* Passage for review *
----------

A series of clinical studies have recently confirmed the hypothesis that supplementation of arginine to plaque bacteria can be effective against caries [14-17]. In these studies, an optimized formulation containing arginine and fluoride and incorporated into a new dentifrice was proven to be significantly more effective in controlling caries in children than a dentifrice containing fluoride alone [14-17]. While these findings may have substantial public health benefits, the research community is now challenged by the fact that much remains to be investigated with respect to the effects of these novel arginine-based oral care technologies on the composition, gene expression profiles and biochemical activities of the oral microbiota.

----------

* Brief 1 *
In the passage on arginine and caries, what dentifrice was the arginine-and-fluoride formulation found to be significantly more effective than in controlling caries in children?
* Brief 2 *
Continue the passage on arginine and caries, picking up after its final sentence.
The rows that come next are separate material, unrelated to the passage on arginine and caries.

* Given data *
----------

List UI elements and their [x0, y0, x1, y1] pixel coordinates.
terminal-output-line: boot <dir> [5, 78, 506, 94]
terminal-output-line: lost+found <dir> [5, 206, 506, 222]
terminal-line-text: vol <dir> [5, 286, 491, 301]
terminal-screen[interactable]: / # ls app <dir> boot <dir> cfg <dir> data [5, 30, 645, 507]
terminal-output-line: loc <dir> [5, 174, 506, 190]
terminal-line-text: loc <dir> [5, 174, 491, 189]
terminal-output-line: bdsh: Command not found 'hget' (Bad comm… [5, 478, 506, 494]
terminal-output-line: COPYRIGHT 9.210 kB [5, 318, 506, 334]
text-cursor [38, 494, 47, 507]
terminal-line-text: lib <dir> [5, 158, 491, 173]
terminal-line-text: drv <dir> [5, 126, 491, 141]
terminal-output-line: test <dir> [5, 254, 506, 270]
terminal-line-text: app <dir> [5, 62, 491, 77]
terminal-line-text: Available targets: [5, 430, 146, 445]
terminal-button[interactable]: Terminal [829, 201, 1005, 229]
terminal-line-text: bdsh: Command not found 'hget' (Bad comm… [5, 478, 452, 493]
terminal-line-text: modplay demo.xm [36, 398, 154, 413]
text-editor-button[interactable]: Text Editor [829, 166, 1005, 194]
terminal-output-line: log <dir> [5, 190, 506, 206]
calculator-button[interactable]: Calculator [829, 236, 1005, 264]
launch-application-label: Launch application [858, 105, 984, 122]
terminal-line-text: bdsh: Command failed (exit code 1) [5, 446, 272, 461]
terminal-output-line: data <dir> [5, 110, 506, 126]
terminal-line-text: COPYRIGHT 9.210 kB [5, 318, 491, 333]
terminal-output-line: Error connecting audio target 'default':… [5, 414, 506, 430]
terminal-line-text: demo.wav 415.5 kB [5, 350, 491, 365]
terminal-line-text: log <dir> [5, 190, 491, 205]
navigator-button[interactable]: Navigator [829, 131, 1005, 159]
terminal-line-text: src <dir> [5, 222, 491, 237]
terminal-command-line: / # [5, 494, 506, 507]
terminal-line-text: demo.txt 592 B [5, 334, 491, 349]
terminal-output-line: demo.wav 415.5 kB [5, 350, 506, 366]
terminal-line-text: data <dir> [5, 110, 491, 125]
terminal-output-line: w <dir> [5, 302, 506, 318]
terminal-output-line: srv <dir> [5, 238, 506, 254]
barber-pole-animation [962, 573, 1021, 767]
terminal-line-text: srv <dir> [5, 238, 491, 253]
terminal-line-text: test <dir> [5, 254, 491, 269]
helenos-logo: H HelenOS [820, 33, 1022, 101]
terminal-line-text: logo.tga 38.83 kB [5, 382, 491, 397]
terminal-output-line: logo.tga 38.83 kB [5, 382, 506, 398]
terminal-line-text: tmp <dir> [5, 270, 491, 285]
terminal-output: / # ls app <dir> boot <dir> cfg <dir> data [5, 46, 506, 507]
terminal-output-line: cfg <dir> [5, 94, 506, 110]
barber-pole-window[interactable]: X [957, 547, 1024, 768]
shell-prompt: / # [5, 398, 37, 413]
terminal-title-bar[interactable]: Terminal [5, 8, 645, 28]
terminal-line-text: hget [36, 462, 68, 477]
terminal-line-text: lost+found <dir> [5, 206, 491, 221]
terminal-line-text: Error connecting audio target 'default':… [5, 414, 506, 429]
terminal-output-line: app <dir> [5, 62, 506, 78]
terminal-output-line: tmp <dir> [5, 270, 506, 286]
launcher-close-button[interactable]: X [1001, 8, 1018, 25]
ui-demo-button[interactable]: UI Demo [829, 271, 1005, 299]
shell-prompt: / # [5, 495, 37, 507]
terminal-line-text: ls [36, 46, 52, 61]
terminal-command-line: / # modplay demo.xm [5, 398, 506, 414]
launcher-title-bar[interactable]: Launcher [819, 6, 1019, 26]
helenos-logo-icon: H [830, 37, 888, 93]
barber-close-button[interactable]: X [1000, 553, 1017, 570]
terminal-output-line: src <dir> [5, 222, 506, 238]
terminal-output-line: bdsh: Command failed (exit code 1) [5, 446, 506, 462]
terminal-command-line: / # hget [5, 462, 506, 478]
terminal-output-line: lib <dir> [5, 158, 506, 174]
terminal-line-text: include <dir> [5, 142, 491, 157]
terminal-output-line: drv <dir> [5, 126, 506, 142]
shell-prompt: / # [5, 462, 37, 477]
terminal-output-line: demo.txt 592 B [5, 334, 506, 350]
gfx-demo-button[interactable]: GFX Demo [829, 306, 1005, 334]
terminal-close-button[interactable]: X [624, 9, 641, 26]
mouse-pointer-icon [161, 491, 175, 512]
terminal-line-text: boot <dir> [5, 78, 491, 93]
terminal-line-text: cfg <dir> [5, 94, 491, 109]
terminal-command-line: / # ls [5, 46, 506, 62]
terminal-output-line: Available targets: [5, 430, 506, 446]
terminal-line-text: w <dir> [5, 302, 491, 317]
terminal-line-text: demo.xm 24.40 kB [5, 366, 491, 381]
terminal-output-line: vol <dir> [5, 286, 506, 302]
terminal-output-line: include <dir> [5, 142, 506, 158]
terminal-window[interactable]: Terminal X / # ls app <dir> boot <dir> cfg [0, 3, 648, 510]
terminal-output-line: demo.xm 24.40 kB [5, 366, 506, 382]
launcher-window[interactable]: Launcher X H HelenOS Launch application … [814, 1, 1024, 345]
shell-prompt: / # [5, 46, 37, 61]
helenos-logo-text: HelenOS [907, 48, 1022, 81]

----------

* Expected output 1 *
A dentifrice containing fluoride alone.

* Expected output 2 *
Conclusion

Arginine metabolism via the ADS contributes to pH homeostasis in oral biofilms and reduces the risk for development of carious lesions. Consequently, protection against dental caries may be achieved by increasing the alkali-generating capacity of dental plaque via arginine metabolism. An anti-caries effect may be expected from novel arginine-based oral care technologies due, in large part, to the ability of arginine to serve as an inducer of the ADS and a substrate for ammonia production by plaque bacteria. In addition, oral care products containing arginine may also enhance the ability of plaque bacteria to produce ammonia from naturally occurring substrates in saliva. Future studies should continue to dissect the underlying molecular basis for the individual and caries-related differences in arginolysis, ultimately allowing for the identification of individuals at greater risk for dental caries. Such experiments will expand the knowledge on the diversity of the oral alkali-generating bacteria and their role in oral health and disease.